PROBLEM TO WORK ON :: Set out each line from the following listing that includes the word "United".

Extracted data entries:
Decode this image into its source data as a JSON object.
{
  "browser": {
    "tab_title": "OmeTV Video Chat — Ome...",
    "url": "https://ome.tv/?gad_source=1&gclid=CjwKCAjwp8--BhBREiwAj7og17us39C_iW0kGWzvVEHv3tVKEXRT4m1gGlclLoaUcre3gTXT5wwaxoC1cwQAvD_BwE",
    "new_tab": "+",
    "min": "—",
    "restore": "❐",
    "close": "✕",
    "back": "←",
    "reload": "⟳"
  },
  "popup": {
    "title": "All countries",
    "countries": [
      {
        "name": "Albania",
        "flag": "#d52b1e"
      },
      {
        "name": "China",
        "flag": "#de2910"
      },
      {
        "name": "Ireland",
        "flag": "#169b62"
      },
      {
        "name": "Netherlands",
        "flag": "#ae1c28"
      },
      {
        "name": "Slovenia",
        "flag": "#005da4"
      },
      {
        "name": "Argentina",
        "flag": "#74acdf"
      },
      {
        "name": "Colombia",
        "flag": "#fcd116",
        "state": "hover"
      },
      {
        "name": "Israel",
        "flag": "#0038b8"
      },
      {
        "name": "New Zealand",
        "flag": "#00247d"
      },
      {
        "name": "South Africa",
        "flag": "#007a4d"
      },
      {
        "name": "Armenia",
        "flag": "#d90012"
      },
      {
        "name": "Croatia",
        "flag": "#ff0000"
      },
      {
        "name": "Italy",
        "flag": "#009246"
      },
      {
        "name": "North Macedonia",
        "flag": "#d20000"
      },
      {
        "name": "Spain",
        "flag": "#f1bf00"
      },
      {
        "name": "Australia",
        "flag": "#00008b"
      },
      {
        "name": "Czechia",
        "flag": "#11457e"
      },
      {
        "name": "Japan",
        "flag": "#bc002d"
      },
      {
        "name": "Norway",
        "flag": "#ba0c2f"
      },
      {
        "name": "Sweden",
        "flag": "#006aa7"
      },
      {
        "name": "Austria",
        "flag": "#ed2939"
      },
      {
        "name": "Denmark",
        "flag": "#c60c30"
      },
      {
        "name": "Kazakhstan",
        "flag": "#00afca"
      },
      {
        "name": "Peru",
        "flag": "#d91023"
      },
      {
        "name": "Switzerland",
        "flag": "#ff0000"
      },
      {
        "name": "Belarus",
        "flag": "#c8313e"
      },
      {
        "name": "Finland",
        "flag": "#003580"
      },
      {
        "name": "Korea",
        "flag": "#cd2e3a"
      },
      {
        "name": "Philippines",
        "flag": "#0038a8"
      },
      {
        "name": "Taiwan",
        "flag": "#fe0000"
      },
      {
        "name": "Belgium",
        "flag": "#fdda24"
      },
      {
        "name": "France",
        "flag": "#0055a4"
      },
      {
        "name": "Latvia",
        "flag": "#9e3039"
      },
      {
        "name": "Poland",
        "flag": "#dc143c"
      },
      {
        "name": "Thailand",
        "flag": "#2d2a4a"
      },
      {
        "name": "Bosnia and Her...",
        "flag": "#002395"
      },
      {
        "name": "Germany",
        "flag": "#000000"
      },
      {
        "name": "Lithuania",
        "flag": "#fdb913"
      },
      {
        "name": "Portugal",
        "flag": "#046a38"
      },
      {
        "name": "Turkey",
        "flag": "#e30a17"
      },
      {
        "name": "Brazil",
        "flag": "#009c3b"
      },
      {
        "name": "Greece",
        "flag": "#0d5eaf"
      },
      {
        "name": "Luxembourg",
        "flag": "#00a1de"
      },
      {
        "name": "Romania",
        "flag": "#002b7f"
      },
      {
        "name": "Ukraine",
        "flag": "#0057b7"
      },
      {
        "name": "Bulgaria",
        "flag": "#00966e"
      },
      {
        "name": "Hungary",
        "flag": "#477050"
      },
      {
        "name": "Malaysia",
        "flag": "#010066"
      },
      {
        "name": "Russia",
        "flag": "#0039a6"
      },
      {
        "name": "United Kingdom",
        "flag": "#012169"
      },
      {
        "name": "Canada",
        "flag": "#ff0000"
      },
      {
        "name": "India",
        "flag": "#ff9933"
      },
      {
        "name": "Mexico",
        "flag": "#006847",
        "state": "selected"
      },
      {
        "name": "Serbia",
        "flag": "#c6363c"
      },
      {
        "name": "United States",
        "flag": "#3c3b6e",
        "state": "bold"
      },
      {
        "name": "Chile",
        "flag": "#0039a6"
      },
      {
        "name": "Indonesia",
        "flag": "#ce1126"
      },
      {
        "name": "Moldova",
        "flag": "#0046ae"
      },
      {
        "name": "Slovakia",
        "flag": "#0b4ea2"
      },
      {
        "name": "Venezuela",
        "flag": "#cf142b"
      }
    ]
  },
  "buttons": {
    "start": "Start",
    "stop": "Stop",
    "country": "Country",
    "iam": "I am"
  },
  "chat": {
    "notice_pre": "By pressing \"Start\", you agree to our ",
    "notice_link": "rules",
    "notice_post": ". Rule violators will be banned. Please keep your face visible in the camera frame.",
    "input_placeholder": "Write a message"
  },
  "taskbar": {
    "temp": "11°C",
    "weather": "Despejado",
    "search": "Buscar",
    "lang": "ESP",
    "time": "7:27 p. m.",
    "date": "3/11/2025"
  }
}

RESPONSE TO THE EXERCISE ::
        "name": "United Kingdom",
        "name": "United States",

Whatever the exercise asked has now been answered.